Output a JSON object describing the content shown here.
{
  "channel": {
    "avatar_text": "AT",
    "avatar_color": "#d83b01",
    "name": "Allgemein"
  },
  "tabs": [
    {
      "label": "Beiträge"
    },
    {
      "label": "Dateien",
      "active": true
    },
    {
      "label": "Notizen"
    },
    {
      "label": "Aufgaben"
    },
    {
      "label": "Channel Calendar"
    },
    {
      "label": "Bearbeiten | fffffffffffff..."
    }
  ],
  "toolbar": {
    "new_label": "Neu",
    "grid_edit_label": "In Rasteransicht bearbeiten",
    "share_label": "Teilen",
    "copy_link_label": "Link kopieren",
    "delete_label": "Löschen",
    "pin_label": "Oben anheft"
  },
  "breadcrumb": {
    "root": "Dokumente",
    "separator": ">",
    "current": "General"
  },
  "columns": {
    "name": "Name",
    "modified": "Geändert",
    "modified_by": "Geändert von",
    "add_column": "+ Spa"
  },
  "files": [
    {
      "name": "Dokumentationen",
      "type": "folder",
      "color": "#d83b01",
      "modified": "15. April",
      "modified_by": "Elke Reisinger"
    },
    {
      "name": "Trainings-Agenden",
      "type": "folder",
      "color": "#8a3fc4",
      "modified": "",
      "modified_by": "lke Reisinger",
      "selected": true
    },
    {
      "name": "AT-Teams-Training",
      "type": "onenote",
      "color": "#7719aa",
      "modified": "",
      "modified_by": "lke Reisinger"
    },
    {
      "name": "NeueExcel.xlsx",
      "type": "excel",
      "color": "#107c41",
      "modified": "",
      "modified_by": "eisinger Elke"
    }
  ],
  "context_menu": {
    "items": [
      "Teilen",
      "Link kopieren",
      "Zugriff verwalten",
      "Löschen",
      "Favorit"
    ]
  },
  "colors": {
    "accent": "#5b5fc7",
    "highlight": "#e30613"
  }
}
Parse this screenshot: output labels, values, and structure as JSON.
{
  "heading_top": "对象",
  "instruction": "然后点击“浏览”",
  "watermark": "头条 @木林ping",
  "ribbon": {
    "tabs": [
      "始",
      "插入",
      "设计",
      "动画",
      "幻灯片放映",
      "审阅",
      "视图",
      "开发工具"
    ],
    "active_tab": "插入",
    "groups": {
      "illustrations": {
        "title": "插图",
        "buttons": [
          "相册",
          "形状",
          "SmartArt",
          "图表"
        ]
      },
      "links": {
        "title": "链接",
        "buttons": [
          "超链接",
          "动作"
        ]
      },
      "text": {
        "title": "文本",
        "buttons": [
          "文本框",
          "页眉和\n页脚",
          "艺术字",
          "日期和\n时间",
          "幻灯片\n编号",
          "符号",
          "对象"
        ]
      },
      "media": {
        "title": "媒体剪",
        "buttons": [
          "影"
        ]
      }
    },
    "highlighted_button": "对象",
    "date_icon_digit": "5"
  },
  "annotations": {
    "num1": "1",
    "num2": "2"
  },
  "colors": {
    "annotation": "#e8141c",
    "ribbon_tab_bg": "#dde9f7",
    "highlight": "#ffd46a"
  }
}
..............................
Using the records above, list each line that includes "name".

(TASK OUTPUT):
    "name": "Allgemein"
    "name": "Name",
      "name": "Dokumentationen",
      "name": "Trainings-Agenden",
      "name": "AT-Teams-Training",
      "name": "NeueExcel.xlsx",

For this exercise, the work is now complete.